◆ TASK DIRECTIONS
Can you retype every record below exactly as written?

◆ MATERIAL SUPPLIED
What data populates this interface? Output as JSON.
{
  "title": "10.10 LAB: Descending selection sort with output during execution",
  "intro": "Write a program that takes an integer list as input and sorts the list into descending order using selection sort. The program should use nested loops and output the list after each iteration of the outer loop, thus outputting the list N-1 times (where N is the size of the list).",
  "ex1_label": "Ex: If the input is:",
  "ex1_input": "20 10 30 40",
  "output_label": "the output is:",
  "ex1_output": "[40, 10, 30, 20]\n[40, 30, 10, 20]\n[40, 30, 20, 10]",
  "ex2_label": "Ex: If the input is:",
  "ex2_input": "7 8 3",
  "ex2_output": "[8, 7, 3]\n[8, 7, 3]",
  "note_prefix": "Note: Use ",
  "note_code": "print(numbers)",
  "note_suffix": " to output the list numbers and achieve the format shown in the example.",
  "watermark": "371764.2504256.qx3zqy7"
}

◆ SOLUTION
What data populates this interface? Output as JSON.
{
  "title": "10.10 LAB: Descending selection sort with output during execution",
  "intro": "Write a program that takes an integer list as input and sorts the list into descending order using selection sort. The program should use nested loops and output the list after each iteration of the outer loop, thus outputting the list N-1 times (where N is the size of the list).",
  "ex1_label": "Ex: If the input is:",
  "ex1_input": "20 10 30 40",
  "output_label": "the output is:",
  "ex1_output": "[40, 10, 30, 20]\n[40, 30, 10, 20]\n[40, 30, 20, 10]",
  "ex2_label": "Ex: If the input is:",
  "ex2_input": "7 8 3",
  "ex2_output": "[8, 7, 3]\n[8, 7, 3]",
  "note_prefix": "Note: Use ",
  "note_code": "print(numbers)",
  "note_suffix": " to output the list numbers and achieve the format shown in the example.",
  "watermark": "371764.2504256.qx3zqy7"
}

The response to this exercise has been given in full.